— start of Dataset —
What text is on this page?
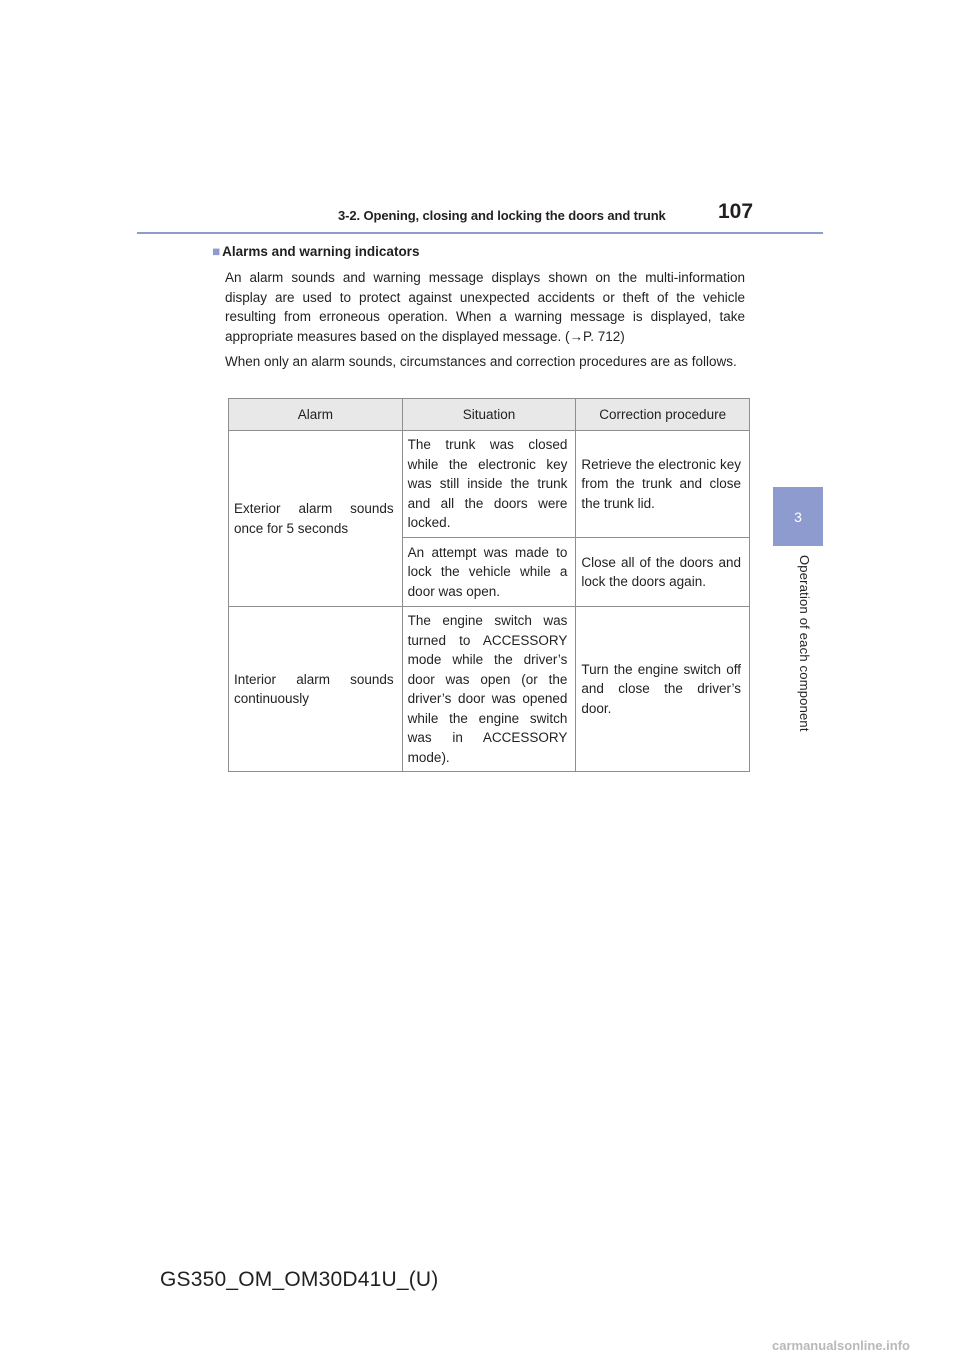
3-2. Opening, closing and locking the doors and trunk 107
3
Operation of each component
■ Alarms and warning indicators
An alarm sounds and warning message displays shown on the multi-information display are used to protect against unexpected accidents or theft of the vehicle resulting from erroneous operation. When a warning message is displayed, take appropriate measures based on the displayed message. (→P. 712)
When only an alarm sounds, circumstances and correction procedures are as follows.
Alarm	Situation	Correction procedure
Exterior alarm sounds once for 5 seconds	The trunk was closed while the electronic key was still inside the trunk and all the doors were locked.	Retrieve the electronic key from the trunk and close the trunk lid.
	An attempt was made to lock the vehicle while a door was open.	Close all of the doors and lock the doors again.
Interior alarm sounds continuously	The engine switch was turned to ACCESSORY mode while the driver’s door was open (or the driver’s door was opened while the engine switch was in ACCESSORY mode).	Turn the engine switch off and close the driver’s door.
GS350_OM_OM30D41U_(U)
carmanualsonline.info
— end of Dataset —
Problem:
Exclude the pictures, and transcribe all of the material exactly.

Solution to this exercise:
What text is on this page?
3-2. Opening, closing and locking the doors and trunk 107
3
Operation of each component
■ Alarms and warning indicators
An alarm sounds and warning message displays shown on the multi-information display are used to protect against unexpected accidents or theft of the vehicle resulting from erroneous operation. When a warning message is displayed, take appropriate measures based on the displayed message. (→P. 712)
When only an alarm sounds, circumstances and correction procedures are as follows.
Alarm	Situation	Correction procedure
Exterior alarm sounds once for 5 seconds	The trunk was closed while the electronic key was still inside the trunk and all the doors were locked.	Retrieve the electronic key from the trunk and close the trunk lid.
	An attempt was made to lock the vehicle while a door was open.	Close all of the doors and lock the doors again.
Interior alarm sounds continuously	The engine switch was turned to ACCESSORY mode while the driver’s door was open (or the driver’s door was opened while the engine switch was in ACCESSORY mode).	Turn the engine switch off and close the driver’s door.
GS350_OM_OM30D41U_(U)
carmanualsonline.info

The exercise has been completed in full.